## Set exercise
Hunt for the word "background" across the entries below, copying each line that holds it.

Rows from a dataset:
--

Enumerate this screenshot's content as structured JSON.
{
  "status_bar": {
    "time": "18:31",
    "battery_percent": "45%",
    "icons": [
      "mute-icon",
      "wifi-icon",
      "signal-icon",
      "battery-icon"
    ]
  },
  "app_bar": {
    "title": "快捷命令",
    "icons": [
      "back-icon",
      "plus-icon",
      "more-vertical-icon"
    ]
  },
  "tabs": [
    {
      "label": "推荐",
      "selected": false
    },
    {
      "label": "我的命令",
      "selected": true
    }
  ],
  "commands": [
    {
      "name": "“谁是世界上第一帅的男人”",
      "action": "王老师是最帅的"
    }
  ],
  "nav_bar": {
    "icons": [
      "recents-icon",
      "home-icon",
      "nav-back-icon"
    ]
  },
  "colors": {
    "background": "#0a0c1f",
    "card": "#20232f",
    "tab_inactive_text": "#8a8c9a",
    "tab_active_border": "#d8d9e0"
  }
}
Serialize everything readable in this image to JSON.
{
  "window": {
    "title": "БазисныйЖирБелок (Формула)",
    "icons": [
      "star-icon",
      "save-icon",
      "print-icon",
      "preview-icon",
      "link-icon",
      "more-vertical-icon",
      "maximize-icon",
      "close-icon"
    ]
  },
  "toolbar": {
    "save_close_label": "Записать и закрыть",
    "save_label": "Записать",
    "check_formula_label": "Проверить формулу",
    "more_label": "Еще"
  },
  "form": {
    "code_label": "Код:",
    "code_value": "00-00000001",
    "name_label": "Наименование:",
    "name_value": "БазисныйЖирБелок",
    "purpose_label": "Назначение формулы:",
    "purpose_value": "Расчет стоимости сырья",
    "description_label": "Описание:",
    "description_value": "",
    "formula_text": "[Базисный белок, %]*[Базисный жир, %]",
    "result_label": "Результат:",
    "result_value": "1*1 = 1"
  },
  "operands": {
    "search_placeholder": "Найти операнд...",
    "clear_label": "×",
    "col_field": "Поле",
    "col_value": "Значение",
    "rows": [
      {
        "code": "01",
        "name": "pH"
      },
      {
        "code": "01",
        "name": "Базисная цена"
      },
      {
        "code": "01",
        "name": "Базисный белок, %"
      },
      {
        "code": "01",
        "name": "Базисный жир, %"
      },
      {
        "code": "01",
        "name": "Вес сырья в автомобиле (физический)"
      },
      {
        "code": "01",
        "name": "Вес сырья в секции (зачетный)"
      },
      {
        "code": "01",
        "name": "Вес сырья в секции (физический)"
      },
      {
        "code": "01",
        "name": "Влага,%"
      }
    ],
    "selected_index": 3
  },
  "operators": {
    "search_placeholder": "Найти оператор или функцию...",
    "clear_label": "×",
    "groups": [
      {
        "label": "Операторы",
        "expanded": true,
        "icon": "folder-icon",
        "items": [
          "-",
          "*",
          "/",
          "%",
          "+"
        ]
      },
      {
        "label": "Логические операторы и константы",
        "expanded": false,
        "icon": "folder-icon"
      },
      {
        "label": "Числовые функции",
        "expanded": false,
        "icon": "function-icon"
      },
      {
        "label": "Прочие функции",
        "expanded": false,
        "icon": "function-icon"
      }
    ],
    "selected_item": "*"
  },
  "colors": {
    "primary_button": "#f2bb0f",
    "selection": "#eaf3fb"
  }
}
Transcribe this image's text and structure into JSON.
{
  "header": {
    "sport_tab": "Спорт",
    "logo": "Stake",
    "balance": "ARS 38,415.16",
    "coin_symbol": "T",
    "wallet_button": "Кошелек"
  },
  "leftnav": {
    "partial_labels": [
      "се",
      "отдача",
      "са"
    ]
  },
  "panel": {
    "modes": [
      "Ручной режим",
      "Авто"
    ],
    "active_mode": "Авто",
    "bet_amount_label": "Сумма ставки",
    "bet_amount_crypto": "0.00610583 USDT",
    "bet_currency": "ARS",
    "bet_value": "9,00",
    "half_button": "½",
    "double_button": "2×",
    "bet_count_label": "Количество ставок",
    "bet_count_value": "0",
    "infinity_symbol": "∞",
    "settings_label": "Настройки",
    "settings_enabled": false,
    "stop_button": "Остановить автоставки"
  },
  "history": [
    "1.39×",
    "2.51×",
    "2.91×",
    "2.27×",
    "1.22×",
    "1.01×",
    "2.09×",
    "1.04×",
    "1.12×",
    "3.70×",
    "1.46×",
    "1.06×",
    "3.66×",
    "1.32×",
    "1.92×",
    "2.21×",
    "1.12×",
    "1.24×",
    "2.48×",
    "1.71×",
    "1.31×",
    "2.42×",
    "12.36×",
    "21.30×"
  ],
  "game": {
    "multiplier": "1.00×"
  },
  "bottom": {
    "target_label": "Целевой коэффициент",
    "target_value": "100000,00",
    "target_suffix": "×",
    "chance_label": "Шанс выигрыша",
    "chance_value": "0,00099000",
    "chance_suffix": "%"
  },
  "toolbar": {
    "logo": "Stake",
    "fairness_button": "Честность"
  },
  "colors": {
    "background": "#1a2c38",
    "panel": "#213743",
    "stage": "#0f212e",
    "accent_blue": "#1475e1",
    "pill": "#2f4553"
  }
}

--

## Exercise response
    "background": "#0a0c1f",
    "background": "#1a2c38",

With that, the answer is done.